(Data records)
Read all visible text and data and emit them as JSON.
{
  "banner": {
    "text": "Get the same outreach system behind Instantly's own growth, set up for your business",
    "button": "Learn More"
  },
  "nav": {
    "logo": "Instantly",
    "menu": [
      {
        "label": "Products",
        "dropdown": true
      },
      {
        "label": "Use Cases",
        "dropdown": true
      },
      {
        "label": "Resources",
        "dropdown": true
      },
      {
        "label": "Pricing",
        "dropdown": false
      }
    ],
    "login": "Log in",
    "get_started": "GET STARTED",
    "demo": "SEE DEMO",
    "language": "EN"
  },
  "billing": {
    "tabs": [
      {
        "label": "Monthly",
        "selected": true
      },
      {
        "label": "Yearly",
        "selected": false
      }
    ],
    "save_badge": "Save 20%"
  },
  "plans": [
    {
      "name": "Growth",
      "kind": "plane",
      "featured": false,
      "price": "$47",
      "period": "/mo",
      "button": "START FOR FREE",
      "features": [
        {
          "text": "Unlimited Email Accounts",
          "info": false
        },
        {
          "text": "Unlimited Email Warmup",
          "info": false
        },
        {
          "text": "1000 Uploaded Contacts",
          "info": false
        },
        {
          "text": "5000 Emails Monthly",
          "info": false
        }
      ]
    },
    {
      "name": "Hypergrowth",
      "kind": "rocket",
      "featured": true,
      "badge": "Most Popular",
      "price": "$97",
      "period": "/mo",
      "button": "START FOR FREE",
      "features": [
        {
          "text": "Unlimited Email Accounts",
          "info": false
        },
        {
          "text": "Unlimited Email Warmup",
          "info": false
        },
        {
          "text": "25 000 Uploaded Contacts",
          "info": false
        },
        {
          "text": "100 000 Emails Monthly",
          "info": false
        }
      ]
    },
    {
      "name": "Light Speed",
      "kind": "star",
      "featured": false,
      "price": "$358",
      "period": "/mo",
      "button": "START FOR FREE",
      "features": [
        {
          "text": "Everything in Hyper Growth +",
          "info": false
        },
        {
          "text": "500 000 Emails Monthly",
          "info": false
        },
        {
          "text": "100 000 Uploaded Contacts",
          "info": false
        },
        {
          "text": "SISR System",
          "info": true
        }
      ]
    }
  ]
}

**What the task asks**. Identify the lines of the data that contain the word "name". Copy each of them.

**Full answer**.
      "name": "Growth",
      "name": "Hypergrowth",
      "name": "Light Speed",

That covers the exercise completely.